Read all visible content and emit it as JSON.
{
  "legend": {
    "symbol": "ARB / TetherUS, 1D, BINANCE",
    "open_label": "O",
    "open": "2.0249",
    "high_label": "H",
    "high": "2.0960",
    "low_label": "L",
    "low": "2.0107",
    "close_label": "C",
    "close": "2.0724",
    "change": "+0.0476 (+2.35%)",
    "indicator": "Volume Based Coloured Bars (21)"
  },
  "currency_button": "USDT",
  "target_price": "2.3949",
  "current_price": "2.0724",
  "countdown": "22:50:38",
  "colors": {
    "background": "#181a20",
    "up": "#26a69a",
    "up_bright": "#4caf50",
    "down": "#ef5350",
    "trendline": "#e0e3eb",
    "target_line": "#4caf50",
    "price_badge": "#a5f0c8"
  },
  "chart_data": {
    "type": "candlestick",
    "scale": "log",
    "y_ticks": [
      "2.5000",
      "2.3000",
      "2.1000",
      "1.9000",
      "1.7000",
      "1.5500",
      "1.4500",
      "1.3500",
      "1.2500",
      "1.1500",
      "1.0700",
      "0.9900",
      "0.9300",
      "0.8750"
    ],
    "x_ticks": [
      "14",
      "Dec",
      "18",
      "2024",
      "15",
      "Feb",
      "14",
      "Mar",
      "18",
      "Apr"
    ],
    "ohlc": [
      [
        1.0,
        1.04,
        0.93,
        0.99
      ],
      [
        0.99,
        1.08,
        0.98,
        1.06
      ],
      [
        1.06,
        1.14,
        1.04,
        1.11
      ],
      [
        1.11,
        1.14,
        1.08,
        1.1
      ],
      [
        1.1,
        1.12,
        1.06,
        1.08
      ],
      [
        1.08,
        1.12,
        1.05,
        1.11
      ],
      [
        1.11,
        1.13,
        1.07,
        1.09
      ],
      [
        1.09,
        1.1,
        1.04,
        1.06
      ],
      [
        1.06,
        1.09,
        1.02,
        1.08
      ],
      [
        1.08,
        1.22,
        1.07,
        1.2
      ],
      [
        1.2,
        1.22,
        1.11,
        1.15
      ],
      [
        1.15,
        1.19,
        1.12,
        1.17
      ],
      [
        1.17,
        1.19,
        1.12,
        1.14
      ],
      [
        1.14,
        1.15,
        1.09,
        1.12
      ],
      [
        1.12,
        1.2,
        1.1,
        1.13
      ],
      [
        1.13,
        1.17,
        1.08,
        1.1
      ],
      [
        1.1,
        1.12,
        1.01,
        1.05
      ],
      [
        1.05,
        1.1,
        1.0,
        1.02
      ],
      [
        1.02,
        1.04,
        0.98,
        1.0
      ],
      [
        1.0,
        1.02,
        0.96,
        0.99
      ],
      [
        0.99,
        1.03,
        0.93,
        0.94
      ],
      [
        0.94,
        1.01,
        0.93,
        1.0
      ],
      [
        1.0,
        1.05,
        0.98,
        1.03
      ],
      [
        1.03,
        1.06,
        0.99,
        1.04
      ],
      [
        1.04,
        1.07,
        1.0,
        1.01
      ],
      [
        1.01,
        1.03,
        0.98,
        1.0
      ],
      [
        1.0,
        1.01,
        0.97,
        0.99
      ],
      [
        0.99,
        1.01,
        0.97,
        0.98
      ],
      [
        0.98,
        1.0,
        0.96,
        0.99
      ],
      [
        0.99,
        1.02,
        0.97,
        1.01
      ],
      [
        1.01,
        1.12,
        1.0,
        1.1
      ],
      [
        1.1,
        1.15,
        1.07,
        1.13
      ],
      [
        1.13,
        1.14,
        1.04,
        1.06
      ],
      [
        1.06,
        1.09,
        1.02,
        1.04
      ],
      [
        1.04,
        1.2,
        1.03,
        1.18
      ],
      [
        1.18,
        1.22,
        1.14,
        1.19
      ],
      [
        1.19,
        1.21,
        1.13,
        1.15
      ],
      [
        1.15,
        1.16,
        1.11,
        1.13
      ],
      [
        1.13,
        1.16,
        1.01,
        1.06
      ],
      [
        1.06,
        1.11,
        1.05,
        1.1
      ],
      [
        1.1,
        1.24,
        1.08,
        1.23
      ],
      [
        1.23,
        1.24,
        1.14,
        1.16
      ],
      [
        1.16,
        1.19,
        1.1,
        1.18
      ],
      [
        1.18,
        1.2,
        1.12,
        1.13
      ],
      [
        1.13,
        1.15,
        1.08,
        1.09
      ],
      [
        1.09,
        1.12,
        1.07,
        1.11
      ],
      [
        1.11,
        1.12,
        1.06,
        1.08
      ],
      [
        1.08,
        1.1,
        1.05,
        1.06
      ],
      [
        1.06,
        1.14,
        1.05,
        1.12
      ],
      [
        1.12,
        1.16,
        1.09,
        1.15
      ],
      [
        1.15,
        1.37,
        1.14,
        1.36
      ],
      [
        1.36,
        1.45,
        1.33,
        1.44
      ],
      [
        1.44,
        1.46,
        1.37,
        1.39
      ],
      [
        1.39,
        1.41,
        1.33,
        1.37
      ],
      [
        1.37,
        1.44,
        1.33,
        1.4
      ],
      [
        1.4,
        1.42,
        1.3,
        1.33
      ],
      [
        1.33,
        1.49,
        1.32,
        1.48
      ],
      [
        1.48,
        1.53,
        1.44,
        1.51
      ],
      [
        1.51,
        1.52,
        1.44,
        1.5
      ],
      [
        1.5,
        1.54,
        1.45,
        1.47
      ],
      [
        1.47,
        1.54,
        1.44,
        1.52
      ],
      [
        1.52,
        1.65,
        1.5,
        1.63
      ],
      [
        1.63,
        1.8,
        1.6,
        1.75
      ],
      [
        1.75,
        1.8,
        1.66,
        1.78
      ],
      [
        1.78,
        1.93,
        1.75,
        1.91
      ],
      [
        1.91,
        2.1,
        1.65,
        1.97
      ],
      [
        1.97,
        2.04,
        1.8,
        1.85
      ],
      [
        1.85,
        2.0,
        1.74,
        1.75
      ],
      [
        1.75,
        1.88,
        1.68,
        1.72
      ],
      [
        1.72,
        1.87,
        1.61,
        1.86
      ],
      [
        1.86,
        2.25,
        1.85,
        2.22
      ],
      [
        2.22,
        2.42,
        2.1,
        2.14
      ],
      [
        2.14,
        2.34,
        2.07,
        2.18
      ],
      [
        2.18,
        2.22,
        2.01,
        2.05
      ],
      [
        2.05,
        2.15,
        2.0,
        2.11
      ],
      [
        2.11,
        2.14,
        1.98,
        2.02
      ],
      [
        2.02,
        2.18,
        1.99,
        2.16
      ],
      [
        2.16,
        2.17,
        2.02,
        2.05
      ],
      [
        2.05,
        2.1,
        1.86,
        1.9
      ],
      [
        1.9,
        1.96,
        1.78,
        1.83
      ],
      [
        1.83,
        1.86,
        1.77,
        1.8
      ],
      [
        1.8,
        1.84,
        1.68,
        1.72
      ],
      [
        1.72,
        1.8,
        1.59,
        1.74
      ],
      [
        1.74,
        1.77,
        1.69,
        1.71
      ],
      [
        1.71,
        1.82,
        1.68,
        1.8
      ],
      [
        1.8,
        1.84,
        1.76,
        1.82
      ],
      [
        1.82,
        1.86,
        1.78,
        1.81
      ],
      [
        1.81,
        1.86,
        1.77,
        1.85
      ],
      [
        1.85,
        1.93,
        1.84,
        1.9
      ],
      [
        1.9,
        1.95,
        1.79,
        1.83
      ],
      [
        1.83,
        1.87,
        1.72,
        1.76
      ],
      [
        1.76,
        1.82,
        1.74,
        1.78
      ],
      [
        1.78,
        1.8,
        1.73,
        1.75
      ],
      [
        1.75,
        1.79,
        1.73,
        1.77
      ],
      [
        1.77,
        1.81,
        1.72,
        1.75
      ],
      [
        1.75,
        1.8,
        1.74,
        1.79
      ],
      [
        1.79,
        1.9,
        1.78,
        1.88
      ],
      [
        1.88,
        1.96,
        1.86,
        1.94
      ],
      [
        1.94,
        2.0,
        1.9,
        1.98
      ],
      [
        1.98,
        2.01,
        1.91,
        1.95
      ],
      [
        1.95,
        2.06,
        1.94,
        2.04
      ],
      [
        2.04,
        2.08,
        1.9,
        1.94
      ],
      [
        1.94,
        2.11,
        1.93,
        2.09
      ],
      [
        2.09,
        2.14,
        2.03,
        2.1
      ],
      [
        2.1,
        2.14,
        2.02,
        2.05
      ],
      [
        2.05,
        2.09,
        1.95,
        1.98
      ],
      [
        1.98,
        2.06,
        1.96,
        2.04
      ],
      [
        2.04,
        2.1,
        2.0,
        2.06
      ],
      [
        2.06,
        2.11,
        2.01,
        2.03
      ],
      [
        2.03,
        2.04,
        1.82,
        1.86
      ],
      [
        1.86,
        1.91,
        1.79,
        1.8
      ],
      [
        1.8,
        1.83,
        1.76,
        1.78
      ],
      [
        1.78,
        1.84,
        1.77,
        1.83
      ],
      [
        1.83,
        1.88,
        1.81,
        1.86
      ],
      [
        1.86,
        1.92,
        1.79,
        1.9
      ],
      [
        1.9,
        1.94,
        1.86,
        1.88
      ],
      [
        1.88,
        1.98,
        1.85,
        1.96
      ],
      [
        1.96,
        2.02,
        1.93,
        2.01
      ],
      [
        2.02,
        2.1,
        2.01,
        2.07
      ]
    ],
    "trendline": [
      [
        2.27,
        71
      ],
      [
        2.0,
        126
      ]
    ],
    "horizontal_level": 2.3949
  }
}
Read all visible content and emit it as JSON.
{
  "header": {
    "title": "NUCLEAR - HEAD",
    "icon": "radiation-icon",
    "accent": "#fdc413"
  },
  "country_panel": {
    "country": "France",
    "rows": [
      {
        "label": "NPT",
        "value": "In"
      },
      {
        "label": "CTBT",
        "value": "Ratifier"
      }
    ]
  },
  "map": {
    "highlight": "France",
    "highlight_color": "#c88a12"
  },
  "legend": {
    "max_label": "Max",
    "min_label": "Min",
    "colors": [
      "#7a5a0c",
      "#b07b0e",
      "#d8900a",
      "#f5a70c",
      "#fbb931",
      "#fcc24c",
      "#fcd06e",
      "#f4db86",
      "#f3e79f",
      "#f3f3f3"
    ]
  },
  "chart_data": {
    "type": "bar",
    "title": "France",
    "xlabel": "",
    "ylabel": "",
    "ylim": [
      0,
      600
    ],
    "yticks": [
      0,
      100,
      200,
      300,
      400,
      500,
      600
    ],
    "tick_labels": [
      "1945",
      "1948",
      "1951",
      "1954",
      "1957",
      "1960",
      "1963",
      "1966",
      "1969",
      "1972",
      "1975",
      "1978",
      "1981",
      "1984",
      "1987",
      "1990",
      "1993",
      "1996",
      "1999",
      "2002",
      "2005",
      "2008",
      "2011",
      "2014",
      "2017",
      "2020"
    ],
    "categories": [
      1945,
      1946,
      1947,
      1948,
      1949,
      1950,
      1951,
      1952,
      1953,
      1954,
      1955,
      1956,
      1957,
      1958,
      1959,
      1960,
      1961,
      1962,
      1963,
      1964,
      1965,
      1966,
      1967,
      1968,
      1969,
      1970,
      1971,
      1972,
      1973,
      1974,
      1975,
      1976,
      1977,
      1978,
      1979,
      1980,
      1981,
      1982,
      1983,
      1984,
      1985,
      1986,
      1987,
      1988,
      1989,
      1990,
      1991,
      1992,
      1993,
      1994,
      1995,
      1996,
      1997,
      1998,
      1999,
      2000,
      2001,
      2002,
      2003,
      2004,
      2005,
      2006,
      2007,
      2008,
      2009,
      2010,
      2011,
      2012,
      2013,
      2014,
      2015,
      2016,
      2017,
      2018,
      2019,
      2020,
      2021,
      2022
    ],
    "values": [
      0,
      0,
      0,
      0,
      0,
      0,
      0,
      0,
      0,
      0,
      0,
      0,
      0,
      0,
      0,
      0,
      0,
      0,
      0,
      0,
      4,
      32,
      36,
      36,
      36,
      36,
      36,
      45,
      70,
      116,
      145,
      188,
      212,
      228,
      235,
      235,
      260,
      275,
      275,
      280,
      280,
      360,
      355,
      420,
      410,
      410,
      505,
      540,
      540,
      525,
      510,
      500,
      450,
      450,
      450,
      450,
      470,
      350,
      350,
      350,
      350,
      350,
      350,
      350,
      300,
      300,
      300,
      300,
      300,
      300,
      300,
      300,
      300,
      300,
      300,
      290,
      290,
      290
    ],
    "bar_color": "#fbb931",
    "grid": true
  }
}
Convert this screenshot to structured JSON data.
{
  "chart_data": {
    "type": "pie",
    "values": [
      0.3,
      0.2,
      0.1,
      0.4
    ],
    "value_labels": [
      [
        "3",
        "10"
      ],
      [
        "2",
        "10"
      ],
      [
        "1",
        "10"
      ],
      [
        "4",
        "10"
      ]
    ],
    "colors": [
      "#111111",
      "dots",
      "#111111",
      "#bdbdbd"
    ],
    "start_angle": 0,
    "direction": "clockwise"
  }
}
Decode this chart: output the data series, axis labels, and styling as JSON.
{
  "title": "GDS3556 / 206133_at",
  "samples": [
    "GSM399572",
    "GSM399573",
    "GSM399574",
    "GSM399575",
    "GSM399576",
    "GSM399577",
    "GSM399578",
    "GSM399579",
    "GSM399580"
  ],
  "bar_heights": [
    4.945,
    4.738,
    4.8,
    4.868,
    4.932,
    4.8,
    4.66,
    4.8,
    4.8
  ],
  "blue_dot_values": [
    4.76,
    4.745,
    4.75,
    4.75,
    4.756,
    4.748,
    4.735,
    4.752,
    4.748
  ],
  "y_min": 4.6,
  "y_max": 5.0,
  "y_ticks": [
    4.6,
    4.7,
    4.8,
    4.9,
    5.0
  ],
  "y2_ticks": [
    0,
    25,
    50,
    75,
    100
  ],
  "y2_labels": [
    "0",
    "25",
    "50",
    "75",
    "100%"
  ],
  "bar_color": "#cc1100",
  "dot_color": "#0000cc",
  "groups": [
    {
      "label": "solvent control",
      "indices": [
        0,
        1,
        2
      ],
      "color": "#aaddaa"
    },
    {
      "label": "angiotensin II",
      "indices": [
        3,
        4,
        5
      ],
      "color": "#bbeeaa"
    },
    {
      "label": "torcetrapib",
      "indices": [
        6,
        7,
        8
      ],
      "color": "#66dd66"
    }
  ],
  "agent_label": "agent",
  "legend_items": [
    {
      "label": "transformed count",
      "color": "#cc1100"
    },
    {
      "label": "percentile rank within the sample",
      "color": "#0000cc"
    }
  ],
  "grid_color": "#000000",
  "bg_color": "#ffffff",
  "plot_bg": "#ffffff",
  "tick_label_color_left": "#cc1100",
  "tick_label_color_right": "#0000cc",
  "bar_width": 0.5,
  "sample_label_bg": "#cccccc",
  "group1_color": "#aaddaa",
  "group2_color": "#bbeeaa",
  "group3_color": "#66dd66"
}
___
Given request ::
Search the lines above for the string "this" and copy each line that has it.

Completed task ::
Convert this screenshot to structured JSON data.
Decode this chart: output the data series, axis labels, and styling as JSON.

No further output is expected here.